Dataset excerpt
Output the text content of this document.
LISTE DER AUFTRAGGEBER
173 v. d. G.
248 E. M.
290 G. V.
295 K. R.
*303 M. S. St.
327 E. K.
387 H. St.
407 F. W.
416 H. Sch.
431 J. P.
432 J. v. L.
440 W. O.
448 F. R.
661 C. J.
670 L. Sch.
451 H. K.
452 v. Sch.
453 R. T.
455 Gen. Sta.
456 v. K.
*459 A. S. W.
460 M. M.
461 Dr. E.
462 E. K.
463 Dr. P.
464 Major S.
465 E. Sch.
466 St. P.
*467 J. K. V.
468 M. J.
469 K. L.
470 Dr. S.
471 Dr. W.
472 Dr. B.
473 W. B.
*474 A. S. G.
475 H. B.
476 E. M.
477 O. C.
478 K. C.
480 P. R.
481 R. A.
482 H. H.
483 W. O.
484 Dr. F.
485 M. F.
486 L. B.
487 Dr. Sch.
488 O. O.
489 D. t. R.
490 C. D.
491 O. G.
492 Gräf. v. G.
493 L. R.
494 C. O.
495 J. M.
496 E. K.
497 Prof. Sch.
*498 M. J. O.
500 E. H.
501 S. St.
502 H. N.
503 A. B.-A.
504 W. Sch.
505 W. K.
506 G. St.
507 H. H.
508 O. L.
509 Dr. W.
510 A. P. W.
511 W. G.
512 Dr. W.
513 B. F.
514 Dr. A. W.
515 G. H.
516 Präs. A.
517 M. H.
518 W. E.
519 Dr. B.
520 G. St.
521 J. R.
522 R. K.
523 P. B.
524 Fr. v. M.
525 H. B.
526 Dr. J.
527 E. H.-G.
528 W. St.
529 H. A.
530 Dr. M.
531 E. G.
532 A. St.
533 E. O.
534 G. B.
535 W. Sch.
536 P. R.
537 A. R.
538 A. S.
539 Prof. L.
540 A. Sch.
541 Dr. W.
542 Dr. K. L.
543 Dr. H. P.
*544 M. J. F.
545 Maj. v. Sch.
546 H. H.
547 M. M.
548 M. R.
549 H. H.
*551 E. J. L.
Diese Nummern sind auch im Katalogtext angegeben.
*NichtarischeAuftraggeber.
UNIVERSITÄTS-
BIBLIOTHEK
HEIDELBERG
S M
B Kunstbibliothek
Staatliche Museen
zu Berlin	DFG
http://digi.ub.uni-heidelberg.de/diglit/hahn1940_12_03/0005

▶ [INSTRUCTIONS FOR THE TASK]:
Write out every entry again exactly, please, with nothing missing.

▶ [ANSWER TO THIS TASK]:
Output the text content of this document.
LISTE DER AUFTRAGGEBER
173 v. d. G.
248 E. M.
290 G. V.
295 K. R.
*303 M. S. St.
327 E. K.
387 H. St.
407 F. W.
416 H. Sch.
431 J. P.
432 J. v. L.
440 W. O.
448 F. R.
661 C. J.
670 L. Sch.
451 H. K.
452 v. Sch.
453 R. T.
455 Gen. Sta.
456 v. K.
*459 A. S. W.
460 M. M.
461 Dr. E.
462 E. K.
463 Dr. P.
464 Major S.
465 E. Sch.
466 St. P.
*467 J. K. V.
468 M. J.
469 K. L.
470 Dr. S.
471 Dr. W.
472 Dr. B.
473 W. B.
*474 A. S. G.
475 H. B.
476 E. M.
477 O. C.
478 K. C.
480 P. R.
481 R. A.
482 H. H.
483 W. O.
484 Dr. F.
485 M. F.
486 L. B.
487 Dr. Sch.
488 O. O.
489 D. t. R.
490 C. D.
491 O. G.
492 Gräf. v. G.
493 L. R.
494 C. O.
495 J. M.
496 E. K.
497 Prof. Sch.
*498 M. J. O.
500 E. H.
501 S. St.
502 H. N.
503 A. B.-A.
504 W. Sch.
505 W. K.
506 G. St.
507 H. H.
508 O. L.
509 Dr. W.
510 A. P. W.
511 W. G.
512 Dr. W.
513 B. F.
514 Dr. A. W.
515 G. H.
516 Präs. A.
517 M. H.
518 W. E.
519 Dr. B.
520 G. St.
521 J. R.
522 R. K.
523 P. B.
524 Fr. v. M.
525 H. B.
526 Dr. J.
527 E. H.-G.
528 W. St.
529 H. A.
530 Dr. M.
531 E. G.
532 A. St.
533 E. O.
534 G. B.
535 W. Sch.
536 P. R.
537 A. R.
538 A. S.
539 Prof. L.
540 A. Sch.
541 Dr. W.
542 Dr. K. L.
543 Dr. H. P.
*544 M. J. F.
545 Maj. v. Sch.
546 H. H.
547 M. M.
548 M. R.
549 H. H.
*551 E. J. L.
Diese Nummern sind auch im Katalogtext angegeben.
*NichtarischeAuftraggeber.
UNIVERSITÄTS-
BIBLIOTHEK
HEIDELBERG
S M
B Kunstbibliothek
Staatliche Museen
zu Berlin	DFG
http://digi.ub.uni-heidelberg.de/diglit/hahn1940_12_03/0005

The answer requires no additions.